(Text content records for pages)
=-=-=-=-=
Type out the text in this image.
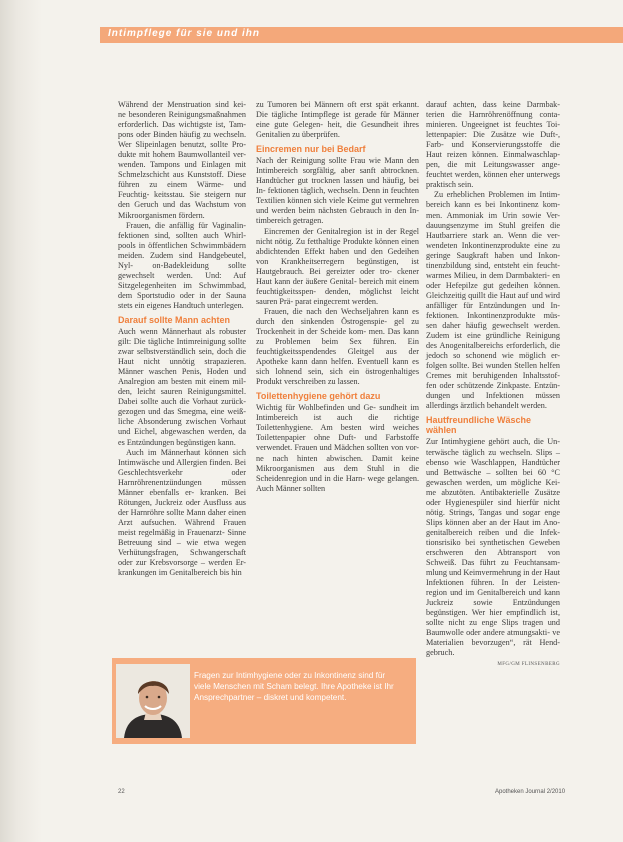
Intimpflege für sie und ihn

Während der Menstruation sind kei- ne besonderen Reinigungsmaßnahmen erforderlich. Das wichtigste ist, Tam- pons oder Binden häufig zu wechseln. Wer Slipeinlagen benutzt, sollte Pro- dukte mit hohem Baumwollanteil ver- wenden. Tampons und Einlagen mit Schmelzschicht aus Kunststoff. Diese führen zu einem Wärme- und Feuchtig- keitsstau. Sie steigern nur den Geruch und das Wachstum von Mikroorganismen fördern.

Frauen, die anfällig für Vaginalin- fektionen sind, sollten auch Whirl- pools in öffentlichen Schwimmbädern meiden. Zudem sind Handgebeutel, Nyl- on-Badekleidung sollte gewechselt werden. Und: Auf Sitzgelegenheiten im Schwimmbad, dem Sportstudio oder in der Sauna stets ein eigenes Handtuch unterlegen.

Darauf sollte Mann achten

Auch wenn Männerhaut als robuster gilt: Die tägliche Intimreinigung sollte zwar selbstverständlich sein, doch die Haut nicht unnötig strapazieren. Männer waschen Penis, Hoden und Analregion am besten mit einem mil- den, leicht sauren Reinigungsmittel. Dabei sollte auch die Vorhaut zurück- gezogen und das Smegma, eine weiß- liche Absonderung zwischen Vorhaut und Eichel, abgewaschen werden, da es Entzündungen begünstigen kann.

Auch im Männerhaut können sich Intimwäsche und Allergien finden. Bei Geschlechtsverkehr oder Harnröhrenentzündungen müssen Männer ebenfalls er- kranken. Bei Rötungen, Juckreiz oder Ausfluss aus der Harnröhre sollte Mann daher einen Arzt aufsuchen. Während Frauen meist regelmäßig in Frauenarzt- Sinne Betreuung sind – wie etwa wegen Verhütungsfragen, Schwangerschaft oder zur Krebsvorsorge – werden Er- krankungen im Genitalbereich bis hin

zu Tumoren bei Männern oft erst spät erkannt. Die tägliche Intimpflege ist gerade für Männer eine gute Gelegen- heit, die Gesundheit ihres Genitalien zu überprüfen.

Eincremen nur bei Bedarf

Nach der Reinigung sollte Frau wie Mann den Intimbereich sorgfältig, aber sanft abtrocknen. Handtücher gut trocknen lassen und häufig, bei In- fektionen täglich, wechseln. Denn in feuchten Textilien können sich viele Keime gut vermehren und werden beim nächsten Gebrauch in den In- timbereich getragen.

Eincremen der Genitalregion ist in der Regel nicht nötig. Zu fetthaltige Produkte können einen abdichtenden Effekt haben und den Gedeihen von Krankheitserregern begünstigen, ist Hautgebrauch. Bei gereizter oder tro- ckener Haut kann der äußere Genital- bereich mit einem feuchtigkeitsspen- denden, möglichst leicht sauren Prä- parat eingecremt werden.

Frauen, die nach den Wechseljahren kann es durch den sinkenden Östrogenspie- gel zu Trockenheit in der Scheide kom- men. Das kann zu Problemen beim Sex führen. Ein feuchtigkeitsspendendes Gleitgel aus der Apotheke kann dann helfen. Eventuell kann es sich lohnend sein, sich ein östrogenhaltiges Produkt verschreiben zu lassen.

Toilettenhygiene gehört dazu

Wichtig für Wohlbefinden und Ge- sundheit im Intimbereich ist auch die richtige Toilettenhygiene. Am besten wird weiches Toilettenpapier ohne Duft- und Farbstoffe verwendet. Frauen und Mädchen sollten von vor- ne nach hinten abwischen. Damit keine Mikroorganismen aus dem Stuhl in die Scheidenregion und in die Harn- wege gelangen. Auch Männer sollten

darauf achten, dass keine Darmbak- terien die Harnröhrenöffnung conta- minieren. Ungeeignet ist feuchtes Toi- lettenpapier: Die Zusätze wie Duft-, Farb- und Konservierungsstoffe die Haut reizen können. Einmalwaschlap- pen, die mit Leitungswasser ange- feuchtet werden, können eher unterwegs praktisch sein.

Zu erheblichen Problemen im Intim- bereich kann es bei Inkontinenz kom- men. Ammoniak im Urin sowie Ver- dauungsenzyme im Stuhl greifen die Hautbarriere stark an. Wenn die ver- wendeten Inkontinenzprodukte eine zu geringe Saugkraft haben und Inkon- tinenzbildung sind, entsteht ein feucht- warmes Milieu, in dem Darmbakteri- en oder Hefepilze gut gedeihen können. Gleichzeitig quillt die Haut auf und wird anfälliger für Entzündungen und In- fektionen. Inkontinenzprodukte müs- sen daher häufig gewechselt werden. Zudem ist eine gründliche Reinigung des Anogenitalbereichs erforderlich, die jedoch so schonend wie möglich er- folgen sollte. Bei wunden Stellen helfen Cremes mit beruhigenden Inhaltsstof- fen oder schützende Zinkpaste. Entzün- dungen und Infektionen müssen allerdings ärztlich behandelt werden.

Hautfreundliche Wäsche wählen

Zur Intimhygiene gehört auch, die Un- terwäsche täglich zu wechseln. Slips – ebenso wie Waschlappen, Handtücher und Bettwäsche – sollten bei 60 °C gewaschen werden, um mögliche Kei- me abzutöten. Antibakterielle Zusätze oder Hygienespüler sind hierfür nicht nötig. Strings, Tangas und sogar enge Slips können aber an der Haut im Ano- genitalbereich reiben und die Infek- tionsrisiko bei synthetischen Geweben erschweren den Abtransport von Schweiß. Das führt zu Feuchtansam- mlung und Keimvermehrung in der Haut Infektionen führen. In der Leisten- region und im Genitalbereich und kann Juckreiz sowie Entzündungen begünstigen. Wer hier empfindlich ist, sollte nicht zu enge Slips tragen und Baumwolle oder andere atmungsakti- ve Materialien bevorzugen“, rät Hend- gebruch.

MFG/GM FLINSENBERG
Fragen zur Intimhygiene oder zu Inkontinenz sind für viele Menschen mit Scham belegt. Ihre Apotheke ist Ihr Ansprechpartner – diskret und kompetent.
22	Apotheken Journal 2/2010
=-=-=-=-=
Your answer must be the entries written out word for word, without their pictures.

■ Answer for the task:
Type out the text in this image.
Intimpflege für sie und ihn

Während der Menstruation sind kei- ne besonderen Reinigungsmaßnahmen erforderlich. Das wichtigste ist, Tam- pons oder Binden häufig zu wechseln. Wer Slipeinlagen benutzt, sollte Pro- dukte mit hohem Baumwollanteil ver- wenden. Tampons und Einlagen mit Schmelzschicht aus Kunststoff. Diese führen zu einem Wärme- und Feuchtig- keitsstau. Sie steigern nur den Geruch und das Wachstum von Mikroorganismen fördern.

Frauen, die anfällig für Vaginalin- fektionen sind, sollten auch Whirl- pools in öffentlichen Schwimmbädern meiden. Zudem sind Handgebeutel, Nyl- on-Badekleidung sollte gewechselt werden. Und: Auf Sitzgelegenheiten im Schwimmbad, dem Sportstudio oder in der Sauna stets ein eigenes Handtuch unterlegen.

Darauf sollte Mann achten

Auch wenn Männerhaut als robuster gilt: Die tägliche Intimreinigung sollte zwar selbstverständlich sein, doch die Haut nicht unnötig strapazieren. Männer waschen Penis, Hoden und Analregion am besten mit einem mil- den, leicht sauren Reinigungsmittel. Dabei sollte auch die Vorhaut zurück- gezogen und das Smegma, eine weiß- liche Absonderung zwischen Vorhaut und Eichel, abgewaschen werden, da es Entzündungen begünstigen kann.

Auch im Männerhaut können sich Intimwäsche und Allergien finden. Bei Geschlechtsverkehr oder Harnröhrenentzündungen müssen Männer ebenfalls er- kranken. Bei Rötungen, Juckreiz oder Ausfluss aus der Harnröhre sollte Mann daher einen Arzt aufsuchen. Während Frauen meist regelmäßig in Frauenarzt- Sinne Betreuung sind – wie etwa wegen Verhütungsfragen, Schwangerschaft oder zur Krebsvorsorge – werden Er- krankungen im Genitalbereich bis hin

zu Tumoren bei Männern oft erst spät erkannt. Die tägliche Intimpflege ist gerade für Männer eine gute Gelegen- heit, die Gesundheit ihres Genitalien zu überprüfen.

Eincremen nur bei Bedarf

Nach der Reinigung sollte Frau wie Mann den Intimbereich sorgfältig, aber sanft abtrocknen. Handtücher gut trocknen lassen und häufig, bei In- fektionen täglich, wechseln. Denn in feuchten Textilien können sich viele Keime gut vermehren und werden beim nächsten Gebrauch in den In- timbereich getragen.

Eincremen der Genitalregion ist in der Regel nicht nötig. Zu fetthaltige Produkte können einen abdichtenden Effekt haben und den Gedeihen von Krankheitserregern begünstigen, ist Hautgebrauch. Bei gereizter oder tro- ckener Haut kann der äußere Genital- bereich mit einem feuchtigkeitsspen- denden, möglichst leicht sauren Prä- parat eingecremt werden.

Frauen, die nach den Wechseljahren kann es durch den sinkenden Östrogenspie- gel zu Trockenheit in der Scheide kom- men. Das kann zu Problemen beim Sex führen. Ein feuchtigkeitsspendendes Gleitgel aus der Apotheke kann dann helfen. Eventuell kann es sich lohnend sein, sich ein östrogenhaltiges Produkt verschreiben zu lassen.

Toilettenhygiene gehört dazu

Wichtig für Wohlbefinden und Ge- sundheit im Intimbereich ist auch die richtige Toilettenhygiene. Am besten wird weiches Toilettenpapier ohne Duft- und Farbstoffe verwendet. Frauen und Mädchen sollten von vor- ne nach hinten abwischen. Damit keine Mikroorganismen aus dem Stuhl in die Scheidenregion und in die Harn- wege gelangen. Auch Männer sollten

darauf achten, dass keine Darmbak- terien die Harnröhrenöffnung conta- minieren. Ungeeignet ist feuchtes Toi- lettenpapier: Die Zusätze wie Duft-, Farb- und Konservierungsstoffe die Haut reizen können. Einmalwaschlap- pen, die mit Leitungswasser ange- feuchtet werden, können eher unterwegs praktisch sein.

Zu erheblichen Problemen im Intim- bereich kann es bei Inkontinenz kom- men. Ammoniak im Urin sowie Ver- dauungsenzyme im Stuhl greifen die Hautbarriere stark an. Wenn die ver- wendeten Inkontinenzprodukte eine zu geringe Saugkraft haben und Inkon- tinenzbildung sind, entsteht ein feucht- warmes Milieu, in dem Darmbakteri- en oder Hefepilze gut gedeihen können. Gleichzeitig quillt die Haut auf und wird anfälliger für Entzündungen und In- fektionen. Inkontinenzprodukte müs- sen daher häufig gewechselt werden. Zudem ist eine gründliche Reinigung des Anogenitalbereichs erforderlich, die jedoch so schonend wie möglich er- folgen sollte. Bei wunden Stellen helfen Cremes mit beruhigenden Inhaltsstof- fen oder schützende Zinkpaste. Entzün- dungen und Infektionen müssen allerdings ärztlich behandelt werden.

Hautfreundliche Wäsche wählen

Zur Intimhygiene gehört auch, die Un- terwäsche täglich zu wechseln. Slips – ebenso wie Waschlappen, Handtücher und Bettwäsche – sollten bei 60 °C gewaschen werden, um mögliche Kei- me abzutöten. Antibakterielle Zusätze oder Hygienespüler sind hierfür nicht nötig. Strings, Tangas und sogar enge Slips können aber an der Haut im Ano- genitalbereich reiben und die Infek- tionsrisiko bei synthetischen Geweben erschweren den Abtransport von Schweiß. Das führt zu Feuchtansam- mlung und Keimvermehrung in der Haut Infektionen führen. In der Leisten- region und im Genitalbereich und kann Juckreiz sowie Entzündungen begünstigen. Wer hier empfindlich ist, sollte nicht zu enge Slips tragen und Baumwolle oder andere atmungsakti- ve Materialien bevorzugen“, rät Hend- gebruch.

MFG/GM FLINSENBERG
Fragen zur Intimhygiene oder zu Inkontinenz sind für viele Menschen mit Scham belegt. Ihre Apotheke ist Ihr Ansprechpartner – diskret und kompetent.
22	Apotheken Journal 2/2010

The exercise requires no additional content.